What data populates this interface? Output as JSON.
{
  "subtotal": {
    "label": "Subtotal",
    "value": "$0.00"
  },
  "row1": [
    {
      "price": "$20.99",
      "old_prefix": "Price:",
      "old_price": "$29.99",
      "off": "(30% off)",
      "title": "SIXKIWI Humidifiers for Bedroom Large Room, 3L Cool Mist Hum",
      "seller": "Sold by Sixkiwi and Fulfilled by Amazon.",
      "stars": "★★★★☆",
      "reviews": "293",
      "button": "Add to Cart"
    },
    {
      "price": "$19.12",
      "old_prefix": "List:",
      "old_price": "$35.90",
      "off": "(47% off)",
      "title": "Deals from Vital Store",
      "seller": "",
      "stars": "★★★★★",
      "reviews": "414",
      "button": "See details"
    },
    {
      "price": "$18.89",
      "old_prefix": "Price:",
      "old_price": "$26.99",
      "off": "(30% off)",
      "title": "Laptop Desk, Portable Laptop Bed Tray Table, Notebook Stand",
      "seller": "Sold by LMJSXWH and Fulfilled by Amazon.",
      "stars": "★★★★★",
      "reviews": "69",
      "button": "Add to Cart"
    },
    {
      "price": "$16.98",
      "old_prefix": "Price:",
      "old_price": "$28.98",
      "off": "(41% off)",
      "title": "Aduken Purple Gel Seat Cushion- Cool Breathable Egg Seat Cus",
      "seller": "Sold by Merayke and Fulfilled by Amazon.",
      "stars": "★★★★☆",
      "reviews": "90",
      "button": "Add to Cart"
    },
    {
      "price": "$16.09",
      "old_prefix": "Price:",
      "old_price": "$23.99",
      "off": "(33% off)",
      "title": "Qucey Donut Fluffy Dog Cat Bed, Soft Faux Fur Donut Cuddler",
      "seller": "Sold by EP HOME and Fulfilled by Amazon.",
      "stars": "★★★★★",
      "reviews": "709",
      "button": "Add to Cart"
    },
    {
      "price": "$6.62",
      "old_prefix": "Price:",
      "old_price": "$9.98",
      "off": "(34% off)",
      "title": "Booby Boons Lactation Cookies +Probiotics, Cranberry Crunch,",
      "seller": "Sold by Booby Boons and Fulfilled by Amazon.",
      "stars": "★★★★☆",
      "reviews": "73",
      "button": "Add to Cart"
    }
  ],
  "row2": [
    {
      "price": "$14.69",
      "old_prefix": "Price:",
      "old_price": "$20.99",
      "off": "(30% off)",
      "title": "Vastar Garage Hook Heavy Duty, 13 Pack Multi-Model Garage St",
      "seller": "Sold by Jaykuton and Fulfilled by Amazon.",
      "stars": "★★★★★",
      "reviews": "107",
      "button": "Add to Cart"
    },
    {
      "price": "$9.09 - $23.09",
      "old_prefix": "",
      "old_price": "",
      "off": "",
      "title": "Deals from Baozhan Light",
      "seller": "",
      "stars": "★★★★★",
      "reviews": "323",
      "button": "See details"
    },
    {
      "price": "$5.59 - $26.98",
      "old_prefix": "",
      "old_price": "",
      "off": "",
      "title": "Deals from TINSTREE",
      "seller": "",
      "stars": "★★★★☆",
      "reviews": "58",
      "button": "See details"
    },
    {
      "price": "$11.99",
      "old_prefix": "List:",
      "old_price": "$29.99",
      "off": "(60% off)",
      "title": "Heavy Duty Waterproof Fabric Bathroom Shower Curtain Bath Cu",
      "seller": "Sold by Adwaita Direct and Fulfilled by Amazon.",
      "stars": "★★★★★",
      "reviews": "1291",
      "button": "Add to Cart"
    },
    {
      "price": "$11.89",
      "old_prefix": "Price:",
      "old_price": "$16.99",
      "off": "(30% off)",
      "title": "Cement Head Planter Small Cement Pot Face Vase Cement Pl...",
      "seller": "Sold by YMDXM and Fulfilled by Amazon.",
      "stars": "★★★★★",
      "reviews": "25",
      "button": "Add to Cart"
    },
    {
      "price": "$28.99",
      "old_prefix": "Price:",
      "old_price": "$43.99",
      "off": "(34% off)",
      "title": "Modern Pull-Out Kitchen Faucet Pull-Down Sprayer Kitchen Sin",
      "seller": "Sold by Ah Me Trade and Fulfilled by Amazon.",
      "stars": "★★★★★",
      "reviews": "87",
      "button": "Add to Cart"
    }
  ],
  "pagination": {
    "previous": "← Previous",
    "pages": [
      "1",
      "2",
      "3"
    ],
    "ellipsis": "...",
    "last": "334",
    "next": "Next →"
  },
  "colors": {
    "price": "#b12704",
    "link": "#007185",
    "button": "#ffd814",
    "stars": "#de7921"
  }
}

The problem –
Extract each record, keeping it identical to the original.

Answer –
What data populates this interface? Output as JSON.
{
  "subtotal": {
    "label": "Subtotal",
    "value": "$0.00"
  },
  "row1": [
    {
      "price": "$20.99",
      "old_prefix": "Price:",
      "old_price": "$29.99",
      "off": "(30% off)",
      "title": "SIXKIWI Humidifiers for Bedroom Large Room, 3L Cool Mist Hum",
      "seller": "Sold by Sixkiwi and Fulfilled by Amazon.",
      "stars": "★★★★☆",
      "reviews": "293",
      "button": "Add to Cart"
    },
    {
      "price": "$19.12",
      "old_prefix": "List:",
      "old_price": "$35.90",
      "off": "(47% off)",
      "title": "Deals from Vital Store",
      "seller": "",
      "stars": "★★★★★",
      "reviews": "414",
      "button": "See details"
    },
    {
      "price": "$18.89",
      "old_prefix": "Price:",
      "old_price": "$26.99",
      "off": "(30% off)",
      "title": "Laptop Desk, Portable Laptop Bed Tray Table, Notebook Stand",
      "seller": "Sold by LMJSXWH and Fulfilled by Amazon.",
      "stars": "★★★★★",
      "reviews": "69",
      "button": "Add to Cart"
    },
    {
      "price": "$16.98",
      "old_prefix": "Price:",
      "old_price": "$28.98",
      "off": "(41% off)",
      "title": "Aduken Purple Gel Seat Cushion- Cool Breathable Egg Seat Cus",
      "seller": "Sold by Merayke and Fulfilled by Amazon.",
      "stars": "★★★★☆",
      "reviews": "90",
      "button": "Add to Cart"
    },
    {
      "price": "$16.09",
      "old_prefix": "Price:",
      "old_price": "$23.99",
      "off": "(33% off)",
      "title": "Qucey Donut Fluffy Dog Cat Bed, Soft Faux Fur Donut Cuddler",
      "seller": "Sold by EP HOME and Fulfilled by Amazon.",
      "stars": "★★★★★",
      "reviews": "709",
      "button": "Add to Cart"
    },
    {
      "price": "$6.62",
      "old_prefix": "Price:",
      "old_price": "$9.98",
      "off": "(34% off)",
      "title": "Booby Boons Lactation Cookies +Probiotics, Cranberry Crunch,",
      "seller": "Sold by Booby Boons and Fulfilled by Amazon.",
      "stars": "★★★★☆",
      "reviews": "73",
      "button": "Add to Cart"
    }
  ],
  "row2": [
    {
      "price": "$14.69",
      "old_prefix": "Price:",
      "old_price": "$20.99",
      "off": "(30% off)",
      "title": "Vastar Garage Hook Heavy Duty, 13 Pack Multi-Model Garage St",
      "seller": "Sold by Jaykuton and Fulfilled by Amazon.",
      "stars": "★★★★★",
      "reviews": "107",
      "button": "Add to Cart"
    },
    {
      "price": "$9.09 - $23.09",
      "old_prefix": "",
      "old_price": "",
      "off": "",
      "title": "Deals from Baozhan Light",
      "seller": "",
      "stars": "★★★★★",
      "reviews": "323",
      "button": "See details"
    },
    {
      "price": "$5.59 - $26.98",
      "old_prefix": "",
      "old_price": "",
      "off": "",
      "title": "Deals from TINSTREE",
      "seller": "",
      "stars": "★★★★☆",
      "reviews": "58",
      "button": "See details"
    },
    {
      "price": "$11.99",
      "old_prefix": "List:",
      "old_price": "$29.99",
      "off": "(60% off)",
      "title": "Heavy Duty Waterproof Fabric Bathroom Shower Curtain Bath Cu",
      "seller": "Sold by Adwaita Direct and Fulfilled by Amazon.",
      "stars": "★★★★★",
      "reviews": "1291",
      "button": "Add to Cart"
    },
    {
      "price": "$11.89",
      "old_prefix": "Price:",
      "old_price": "$16.99",
      "off": "(30% off)",
      "title": "Cement Head Planter Small Cement Pot Face Vase Cement Pl...",
      "seller": "Sold by YMDXM and Fulfilled by Amazon.",
      "stars": "★★★★★",
      "reviews": "25",
      "button": "Add to Cart"
    },
    {
      "price": "$28.99",
      "old_prefix": "Price:",
      "old_price": "$43.99",
      "off": "(34% off)",
      "title": "Modern Pull-Out Kitchen Faucet Pull-Down Sprayer Kitchen Sin",
      "seller": "Sold by Ah Me Trade and Fulfilled by Amazon.",
      "stars": "★★★★★",
      "reviews": "87",
      "button": "Add to Cart"
    }
  ],
  "pagination": {
    "previous": "← Previous",
    "pages": [
      "1",
      "2",
      "3"
    ],
    "ellipsis": "...",
    "last": "334",
    "next": "Next →"
  },
  "colors": {
    "price": "#b12704",
    "link": "#007185",
    "button": "#ffd814",
    "stars": "#de7921"
  }
}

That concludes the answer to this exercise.